:: PÁGINA ::
Pronunciando-se sobre a concretização deste princípio refere Rodrigo Esteves de Oliveira que o mesmo tem o "... seu campo privilegiado de actuação ... no seio das relações jurídicas materiais, mas ele não deixa de ter importantes projecções e consequências nas relações procedimentais da contratação pública.
O que se exige então à entidade adjudicante (e ao júri) é que, considerando a função e objectivos do procedimento em causa, não adopte medidas restritivas da concorrência sem justificação suficiente e adequada para o efeito, exigência que vale desde logo na definição do universo concorrencial que seja admitido participar no procedimento. Assim, a entidade adjudicante não deve, por exemplo, estabelecer requisitos de acesso tais ... que resultem numa limitação desproporcionada do mercado habilitado a participar nesse procedimento ..." (em loc. e ob. cit., pág. 104) (sublinhados nossos).
Referindo-se a este princípio Marcelo Rebelo de Sousa e André Salgado Matos sustentam que o mesmo "... releva para os procedimentos pré-contratuais nas suas três dimensões de adequação, necessidade e razoabilidade (...). Da dimensão da adequação decorre que, dentro dos limites legais, deve ser escolhido o procedimento pré-contratual mais adequado ao interesse público a prosseguir; da dimensão da necessidade decorre que, na tramitação dos procedimentos pré-contratuais, apenas se devem efectuar as diligências e praticar os actos que se revelem indispensáveis à prossecução dos fins que legitimamente se visam alcançar; da dimensão da razoabilidade decorre a necessidade de ponderação dos custos e dos benefícios decorrentes da utilização de cada um dos procedimentos pré-contratuais para efeitos da sua escolha ..." (in: ob. cit., pág. 76).
:::
:: DADOS FORNECIDOS ::
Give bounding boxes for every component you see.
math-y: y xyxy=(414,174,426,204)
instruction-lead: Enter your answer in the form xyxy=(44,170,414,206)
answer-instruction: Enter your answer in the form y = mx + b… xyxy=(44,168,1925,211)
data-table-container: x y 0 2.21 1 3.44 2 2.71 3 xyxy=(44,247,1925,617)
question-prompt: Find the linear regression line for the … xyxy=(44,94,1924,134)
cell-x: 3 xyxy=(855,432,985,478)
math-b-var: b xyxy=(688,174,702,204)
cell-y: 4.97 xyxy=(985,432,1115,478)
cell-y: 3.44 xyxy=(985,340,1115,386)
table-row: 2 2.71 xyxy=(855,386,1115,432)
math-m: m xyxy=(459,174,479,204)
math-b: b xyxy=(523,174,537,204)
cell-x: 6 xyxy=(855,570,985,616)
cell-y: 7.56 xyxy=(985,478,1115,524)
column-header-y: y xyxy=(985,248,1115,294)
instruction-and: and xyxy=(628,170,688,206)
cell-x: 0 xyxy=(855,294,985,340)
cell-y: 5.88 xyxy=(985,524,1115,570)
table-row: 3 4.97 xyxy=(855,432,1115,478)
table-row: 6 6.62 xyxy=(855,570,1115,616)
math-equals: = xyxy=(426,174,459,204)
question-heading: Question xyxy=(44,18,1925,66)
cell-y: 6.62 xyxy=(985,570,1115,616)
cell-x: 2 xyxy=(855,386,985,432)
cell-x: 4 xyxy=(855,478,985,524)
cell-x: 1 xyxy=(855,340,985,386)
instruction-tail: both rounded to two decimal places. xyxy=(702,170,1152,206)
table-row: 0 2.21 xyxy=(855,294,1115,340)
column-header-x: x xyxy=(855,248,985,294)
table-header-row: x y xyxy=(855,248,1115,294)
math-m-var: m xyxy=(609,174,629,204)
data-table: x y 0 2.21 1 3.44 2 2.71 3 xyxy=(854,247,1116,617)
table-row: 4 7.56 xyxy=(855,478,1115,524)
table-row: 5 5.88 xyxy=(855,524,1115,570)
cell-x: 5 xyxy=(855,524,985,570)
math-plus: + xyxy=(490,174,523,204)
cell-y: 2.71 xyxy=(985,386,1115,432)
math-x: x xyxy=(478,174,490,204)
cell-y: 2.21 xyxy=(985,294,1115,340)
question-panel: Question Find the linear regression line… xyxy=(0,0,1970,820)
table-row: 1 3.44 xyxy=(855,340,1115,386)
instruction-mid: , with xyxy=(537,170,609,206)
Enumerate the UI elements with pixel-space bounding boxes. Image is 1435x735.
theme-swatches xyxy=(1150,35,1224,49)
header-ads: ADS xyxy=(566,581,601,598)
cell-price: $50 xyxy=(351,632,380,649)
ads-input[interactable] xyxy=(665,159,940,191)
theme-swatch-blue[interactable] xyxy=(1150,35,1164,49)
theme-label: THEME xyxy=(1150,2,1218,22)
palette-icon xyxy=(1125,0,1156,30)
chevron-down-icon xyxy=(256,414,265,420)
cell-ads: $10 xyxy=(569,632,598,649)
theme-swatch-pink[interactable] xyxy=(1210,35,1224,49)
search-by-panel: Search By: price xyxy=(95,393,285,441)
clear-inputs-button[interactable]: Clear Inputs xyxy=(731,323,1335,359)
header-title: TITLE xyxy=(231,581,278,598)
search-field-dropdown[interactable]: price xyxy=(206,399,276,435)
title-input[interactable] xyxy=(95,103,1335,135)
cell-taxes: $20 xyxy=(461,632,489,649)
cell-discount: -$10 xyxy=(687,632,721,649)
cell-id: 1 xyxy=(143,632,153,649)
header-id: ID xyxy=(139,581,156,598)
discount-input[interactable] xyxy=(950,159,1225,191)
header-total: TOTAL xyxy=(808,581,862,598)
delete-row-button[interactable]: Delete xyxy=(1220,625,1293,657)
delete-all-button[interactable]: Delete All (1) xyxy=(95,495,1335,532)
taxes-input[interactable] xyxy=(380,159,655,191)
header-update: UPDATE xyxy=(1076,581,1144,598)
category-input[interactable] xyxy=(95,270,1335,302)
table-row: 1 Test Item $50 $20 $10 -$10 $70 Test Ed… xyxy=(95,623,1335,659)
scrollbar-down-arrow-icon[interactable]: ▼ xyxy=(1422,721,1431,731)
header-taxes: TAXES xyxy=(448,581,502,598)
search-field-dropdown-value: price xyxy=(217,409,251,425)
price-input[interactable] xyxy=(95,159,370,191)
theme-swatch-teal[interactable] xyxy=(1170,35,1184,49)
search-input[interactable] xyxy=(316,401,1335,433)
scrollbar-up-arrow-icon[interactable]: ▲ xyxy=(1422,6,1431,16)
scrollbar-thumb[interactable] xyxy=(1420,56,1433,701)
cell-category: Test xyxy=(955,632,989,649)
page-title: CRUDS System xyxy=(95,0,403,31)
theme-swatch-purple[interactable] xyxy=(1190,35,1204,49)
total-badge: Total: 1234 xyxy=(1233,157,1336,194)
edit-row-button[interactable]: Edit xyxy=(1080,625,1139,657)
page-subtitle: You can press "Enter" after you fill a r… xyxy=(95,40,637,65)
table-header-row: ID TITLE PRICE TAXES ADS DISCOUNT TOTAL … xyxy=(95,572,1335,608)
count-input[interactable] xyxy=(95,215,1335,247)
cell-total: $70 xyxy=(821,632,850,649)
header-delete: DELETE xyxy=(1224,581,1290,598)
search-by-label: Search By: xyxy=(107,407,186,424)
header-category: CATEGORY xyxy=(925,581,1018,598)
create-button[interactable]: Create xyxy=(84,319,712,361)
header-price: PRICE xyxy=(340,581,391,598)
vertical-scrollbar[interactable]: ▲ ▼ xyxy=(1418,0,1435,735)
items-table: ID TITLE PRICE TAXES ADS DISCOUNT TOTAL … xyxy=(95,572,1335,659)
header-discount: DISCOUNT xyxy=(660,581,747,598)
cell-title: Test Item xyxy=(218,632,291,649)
:::
EXERCÍCIO BREVE 1 >> Segundo o texto sobre contratação pública, quais são as dimensões em que o princípio releva para os procedimentos pré-contratuais?
EXERCÍCIO BREVE 2 >> No texto sobre contratação pública, o que decorre da dimensão da necessidade?
EXERCÍCIO BREVE 3 >> Prolonga o texto sobre contratação pública a partir da última frase apresentada.
Os dados não têm qualquer papel nesta tarefa.

RESULTADO DO EXERCÍCIO 1 >> Adequação, necessidade e razoabilidade.

RESULTADO DO EXERCÍCIO 2 >> Que, na tramitação dos procedimentos pré-contratuais, apenas se devem efectuar as diligências e praticar os actos indispensáveis à prossecução dos fins que legitimamente se visam alcançar.

RESULTADO DO EXERCÍCIO 3 >>
IV. Já o princípio da justiça, nas palavras de J. Gomes Canotilho e Vital Moreira, "... aponta para a necessidade de a Administração pautar a sua actividade por certos critérios materiais ou de valor, constitucionalmente plasmados, como, por exemplo, o princípio da dignidade da pessoa humana, o princípio da efectividade dos direitos fundamentais ..." (in: "Constituição da República Portuguesa Anotada", 3.ª edição, pág. 925).
Não é, por conseguinte, por critérios de justiça abstracta que deve ser regulada a conduta da Administração mas sim por critérios objectivos e universais (cfr. Freitas do Amaral, in: "Direito Administrativo", vol. II, Lisboa 1988, pág. 201; M. Esteves de Oliveira, Pedro Gonçalves e Pacheco Amorim in: "Código de Procedimento Administrativo" 2.ª edição actualizada, revista e aumentada, pág. 106, nota I).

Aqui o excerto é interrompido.